# [Extract to read]
Finally got around to shooting my 1851 .36 over the Chrono. Stock Pietta Navy, that I've had for years, probably has 10 or 12 thousand round thru it. All loads used 3F or substitute equivalent, as measured by volume. Hornady. 375 round balls, and CCI #11 caps. Crisco over ball for lube. I use CCI #11 for range work, as I have many 1000's of those, and Remington #10's for "serious" shooting, as my stockpile of those are under 2,000. I get slightly more cap jams with the CCI #11's than the Remington 10's, but really get very few with either. That is unless I use a conical, where with anything other than a very low charge, the cap blows back into the action. Very rarely happens with RB's, no matter the powder or charge. I know, Slixshot nipples, heavier spring, blah, blah, blah. I shoot my guns stock, they work for what I want to do. The Conical loads with 777 and Pyro P cap jammed every shot, the Swiss with lower charges was not as bad with conical. Loading the conicals was a REAL PITA! I know, I know, during the Civil War, conicals were standard issue. My loading port is enlarged to accept bullets, still very difficult to start straight, and as you can see, I have a press to load off the gun, and conicals are still hard to load. I am not in the Civil War, so I much prefer round balls. Here is the data, generally, you're gonna get right around 1000fps with a round ball, no matter the powder or charge, withing reason of course. Copied and pasted from my field notes:

Stock Pietta 1851 .36 Navy 7.5" barrel

3 gr. Swiss 3F

1021
972
1018
1041
1050
1001

1016 avg.

27 gr. Swiss 3f

1086
1084
1052
1095
1112
1062

1062 avg.

27 gr. Goex 3F

1006
1000
993
1003
1011
1034

1008 avg.

23 gr. Goex 3F

980
968
953
980
1003
966

980 avg.

23 gr. Pyro RS

993
989
959
946
938
978

967 avg.

23 gr. Pyro P

1034
999
1038

1024 avg.

27 gr. Pyro P

1021
1003
1005

1010 avg. NOT A TYPO, lower than 23 gr.

27 gr 777

1086
1064
1149

1100 avg.

23 gr. 777

1025
1034
1045

1035 avg.

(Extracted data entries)
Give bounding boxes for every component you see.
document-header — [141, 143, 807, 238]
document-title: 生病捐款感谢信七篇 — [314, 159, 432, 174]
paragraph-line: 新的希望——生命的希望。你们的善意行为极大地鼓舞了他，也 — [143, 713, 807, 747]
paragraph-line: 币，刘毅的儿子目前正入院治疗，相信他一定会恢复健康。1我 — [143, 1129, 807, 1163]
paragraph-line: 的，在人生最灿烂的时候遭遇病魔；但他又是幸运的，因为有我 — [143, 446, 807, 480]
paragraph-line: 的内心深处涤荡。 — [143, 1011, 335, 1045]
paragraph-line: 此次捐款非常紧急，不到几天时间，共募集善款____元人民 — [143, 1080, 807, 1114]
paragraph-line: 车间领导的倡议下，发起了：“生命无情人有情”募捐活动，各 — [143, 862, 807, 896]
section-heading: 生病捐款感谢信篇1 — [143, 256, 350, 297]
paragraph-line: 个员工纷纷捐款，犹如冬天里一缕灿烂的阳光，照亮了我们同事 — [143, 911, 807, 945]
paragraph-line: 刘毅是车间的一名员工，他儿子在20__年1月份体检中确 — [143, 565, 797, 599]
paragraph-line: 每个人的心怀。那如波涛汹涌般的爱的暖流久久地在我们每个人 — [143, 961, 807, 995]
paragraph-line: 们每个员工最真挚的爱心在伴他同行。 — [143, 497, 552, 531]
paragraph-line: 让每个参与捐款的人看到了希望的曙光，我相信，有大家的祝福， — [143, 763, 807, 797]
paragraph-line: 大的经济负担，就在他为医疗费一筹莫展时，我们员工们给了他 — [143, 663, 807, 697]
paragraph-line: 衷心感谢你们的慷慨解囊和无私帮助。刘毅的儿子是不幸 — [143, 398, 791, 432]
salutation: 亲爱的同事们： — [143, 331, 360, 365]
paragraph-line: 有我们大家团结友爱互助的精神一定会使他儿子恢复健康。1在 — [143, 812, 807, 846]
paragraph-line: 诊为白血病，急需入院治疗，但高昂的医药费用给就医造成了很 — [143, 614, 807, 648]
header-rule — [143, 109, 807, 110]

# [What you should do]
Answer these questions from the chronograph post:
(a) What does the writer put over the ball for lube?
(b) Which caps does the writer use for "serious" shooting?
(c) What average velocity is given for 27 gr. Goex 3F?

# [Completed exercise]
(a) Crisco
(b) Remington #10's
(c) 1008